Tarefas a cumprir.
**a.** Responda às perguntas sobre o trecho sobre a clínica no isolamento social, cada uma em sua linha e com a mesma marcação:
(i) Quais são os dois problemas que, segundo o trecho, parecem se destacar e se entrelaçar?
(ii) Como o espaço clínico pode parecer através da indiferenciação da experiência?
(iii) De que pressuposto sobre a experiência o trecho diz partir?
**b.** Dê continuidade, por favor, ao trecho sobre a clínica no isolamento social, começando depois da última frase apresentada.

**** Trecho citado

É evidente que a sensação de perda de controle, de impotência e de falta de recursos pode aparecer nas trocas clínicas, tanto por parte dos pacientes quanto por parte daqueles que escutam. Pensar o processo clínico como o processo conjunto de produção de analisadores é pensar na produção de autonomia no agora, no cenário político-social-histórico que compõe os corpos. O que nos seria possível agora?



Espaço comum e espaço singular


Ao mesmo tempo inseridos e produtores do tempo em que nos encontramos e em que os encontros continuam a acontecer, dois problemas parecem se destacar e se entrelaçar de maneira comum, duas pistas do presente dos corpos, a saber, o problema da indiferenciação da experiência e o problema da desorganização dos corpos.

Por se tratar de um acontecimento que escancara a política do agora e o plano comum das existências em comunidade, parece fácil emergirem na clínica e no cotidiano enunciados e gestos que destacam de maneira paralisadora o aspecto comum e ordinário da experiência. Isto é, por todos estarmos tão imersos no momento e no isolamento social, podem emergir falas e comunicações que destacam uma interpretação de que todos estão exatamente na mesma situação, que não há nada de diferente se passando com aquele corpo específico, que a experiência que se vive no isolamento social é a mesma para todos.


Através da indiferenciação da experiência, o espaço clínico pode parecer árido e escasso, sem que palavras ou gestos circulem. Assim, remete-se à importância de destacar como a política do agora atravessa e produz os corpos de maneira singular. É importante pensar e produzir analisadores que destaquem o que há de aparentemente repetido e comum na experiência de cada um dos corpos, ao mesmo tempo em que a escuta é direcionada às questões de como o comum afeta cada corpo. Como é o comum para você? Como é a sua rotina comum? Qual é a experiência do comum, do isolamento, da mesma coisa todos os dias, que seu corpo produz? Partimos do pressuposto de que a experiência é algo irredutível e que, através da palavra e dos gestos, há sempre algo a mais a ser dito, há sempre um e..., e.., e... a se conectar com o fora através da palavra e do gesto.

********
**** Dados brutos

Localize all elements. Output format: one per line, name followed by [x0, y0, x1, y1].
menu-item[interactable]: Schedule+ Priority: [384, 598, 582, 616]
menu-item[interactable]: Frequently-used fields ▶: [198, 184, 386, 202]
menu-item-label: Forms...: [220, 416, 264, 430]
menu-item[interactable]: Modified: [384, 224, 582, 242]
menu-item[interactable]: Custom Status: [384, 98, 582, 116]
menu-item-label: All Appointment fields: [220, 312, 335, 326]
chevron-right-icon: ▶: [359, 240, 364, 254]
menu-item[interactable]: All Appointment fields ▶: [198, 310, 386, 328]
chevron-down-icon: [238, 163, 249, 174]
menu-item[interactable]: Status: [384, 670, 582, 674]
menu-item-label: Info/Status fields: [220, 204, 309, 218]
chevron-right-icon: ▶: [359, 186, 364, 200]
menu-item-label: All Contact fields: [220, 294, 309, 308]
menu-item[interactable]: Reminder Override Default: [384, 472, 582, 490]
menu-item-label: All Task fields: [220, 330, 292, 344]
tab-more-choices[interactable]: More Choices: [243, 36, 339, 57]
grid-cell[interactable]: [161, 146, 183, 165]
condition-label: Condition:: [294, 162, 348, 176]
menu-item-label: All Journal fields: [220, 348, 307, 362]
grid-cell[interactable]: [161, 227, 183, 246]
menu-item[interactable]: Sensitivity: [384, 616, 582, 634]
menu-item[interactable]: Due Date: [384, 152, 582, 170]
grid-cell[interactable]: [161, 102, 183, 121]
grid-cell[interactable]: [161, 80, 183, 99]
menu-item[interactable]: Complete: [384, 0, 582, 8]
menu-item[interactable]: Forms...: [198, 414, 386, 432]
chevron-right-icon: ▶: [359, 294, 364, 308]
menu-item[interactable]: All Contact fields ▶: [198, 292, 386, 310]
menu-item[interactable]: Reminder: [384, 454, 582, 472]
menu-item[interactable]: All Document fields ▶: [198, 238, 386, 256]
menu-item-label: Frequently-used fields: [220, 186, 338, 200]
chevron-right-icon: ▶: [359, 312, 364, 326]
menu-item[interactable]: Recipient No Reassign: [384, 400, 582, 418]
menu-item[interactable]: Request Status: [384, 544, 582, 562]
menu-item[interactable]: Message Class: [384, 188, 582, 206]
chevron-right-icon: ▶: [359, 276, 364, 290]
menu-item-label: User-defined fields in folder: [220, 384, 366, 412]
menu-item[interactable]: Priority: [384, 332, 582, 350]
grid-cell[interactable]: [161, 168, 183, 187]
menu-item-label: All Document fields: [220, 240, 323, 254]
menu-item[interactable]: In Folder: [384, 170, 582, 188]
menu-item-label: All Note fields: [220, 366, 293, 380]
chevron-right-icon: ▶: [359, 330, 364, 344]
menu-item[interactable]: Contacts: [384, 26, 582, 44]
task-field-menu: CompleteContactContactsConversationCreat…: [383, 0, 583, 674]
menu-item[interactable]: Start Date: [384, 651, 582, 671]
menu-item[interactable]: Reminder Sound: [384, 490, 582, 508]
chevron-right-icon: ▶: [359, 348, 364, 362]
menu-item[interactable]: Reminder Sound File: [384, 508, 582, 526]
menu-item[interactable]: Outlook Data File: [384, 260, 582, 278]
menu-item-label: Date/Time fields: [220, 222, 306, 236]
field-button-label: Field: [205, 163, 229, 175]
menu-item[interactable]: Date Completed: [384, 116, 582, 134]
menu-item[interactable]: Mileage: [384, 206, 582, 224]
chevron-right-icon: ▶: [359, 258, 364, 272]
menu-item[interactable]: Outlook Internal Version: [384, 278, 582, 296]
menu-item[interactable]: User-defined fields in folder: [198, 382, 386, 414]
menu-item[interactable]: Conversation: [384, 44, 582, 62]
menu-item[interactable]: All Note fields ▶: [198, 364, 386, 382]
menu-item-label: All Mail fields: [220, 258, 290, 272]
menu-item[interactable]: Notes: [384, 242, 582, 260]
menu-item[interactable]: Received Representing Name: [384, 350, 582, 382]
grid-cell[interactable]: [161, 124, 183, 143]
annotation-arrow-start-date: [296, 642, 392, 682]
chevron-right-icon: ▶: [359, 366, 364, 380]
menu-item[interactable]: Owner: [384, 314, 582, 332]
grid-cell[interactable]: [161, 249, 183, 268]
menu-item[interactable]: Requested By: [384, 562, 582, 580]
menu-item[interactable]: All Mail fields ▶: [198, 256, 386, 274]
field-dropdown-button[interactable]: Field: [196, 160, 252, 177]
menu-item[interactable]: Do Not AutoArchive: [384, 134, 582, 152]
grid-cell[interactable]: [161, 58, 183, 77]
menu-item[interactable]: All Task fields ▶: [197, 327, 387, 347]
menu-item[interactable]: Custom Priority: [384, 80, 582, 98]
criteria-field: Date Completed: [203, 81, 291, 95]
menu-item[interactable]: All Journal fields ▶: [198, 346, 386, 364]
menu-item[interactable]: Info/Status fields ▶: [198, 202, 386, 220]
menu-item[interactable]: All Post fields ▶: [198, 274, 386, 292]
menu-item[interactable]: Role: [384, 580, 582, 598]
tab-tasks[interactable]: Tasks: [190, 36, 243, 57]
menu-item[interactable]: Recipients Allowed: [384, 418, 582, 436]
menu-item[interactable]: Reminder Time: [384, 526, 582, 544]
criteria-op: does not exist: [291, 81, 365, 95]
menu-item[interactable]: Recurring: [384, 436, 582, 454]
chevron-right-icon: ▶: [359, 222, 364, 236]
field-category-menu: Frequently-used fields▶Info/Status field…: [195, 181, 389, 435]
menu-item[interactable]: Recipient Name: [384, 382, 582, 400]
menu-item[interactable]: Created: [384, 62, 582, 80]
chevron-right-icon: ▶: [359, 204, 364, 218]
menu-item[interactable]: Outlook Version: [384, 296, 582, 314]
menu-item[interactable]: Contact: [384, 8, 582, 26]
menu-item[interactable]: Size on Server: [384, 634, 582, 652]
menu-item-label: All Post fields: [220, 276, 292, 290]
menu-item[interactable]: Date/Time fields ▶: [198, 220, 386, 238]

********

Resultados do exercício.
**a.**
(i) O problema da indiferenciação da experiência e o problema da desorganização dos corpos.
(ii) Árido e escasso, sem que palavras ou gestos circulem.
(iii) De que a experiência é algo irredutível e de que, através da palavra e dos gestos, há sempre algo a mais a ser dito.

**b.**
Em seguida, quanto à desorganização dos corpos, é diante da agitação e da desordem, da imprevisibilidade, que os corpos tendem a se desorganizar, a desagrupar suas partes de maneira que pode produzir confusão, sensação de impotência e de falta de recursos. É importante lembrarmos Suely Rolnik quando esta traz três grandes formas do medo e da angústia que provocam a desorganização da experiência, a saber, o medo da morte, o medo da loucura, e o medo do fracasso. Diante do contexto atual que vivemos, parece evidente que todos esses medos se intensifiquem e produzam certas doses de paralisia e de perda de sentido para a existência. Pensamos numa intensa desorganização da rotina, em uma intensa desterritorialização dos hábitos, das relações, dos convívios, das ferramentas e dos recursos. Uma intensa desorganização da experiência do tempo, estreitando o horizonte do futuro em um presente de pouquíssimas possibilidades e confinamento.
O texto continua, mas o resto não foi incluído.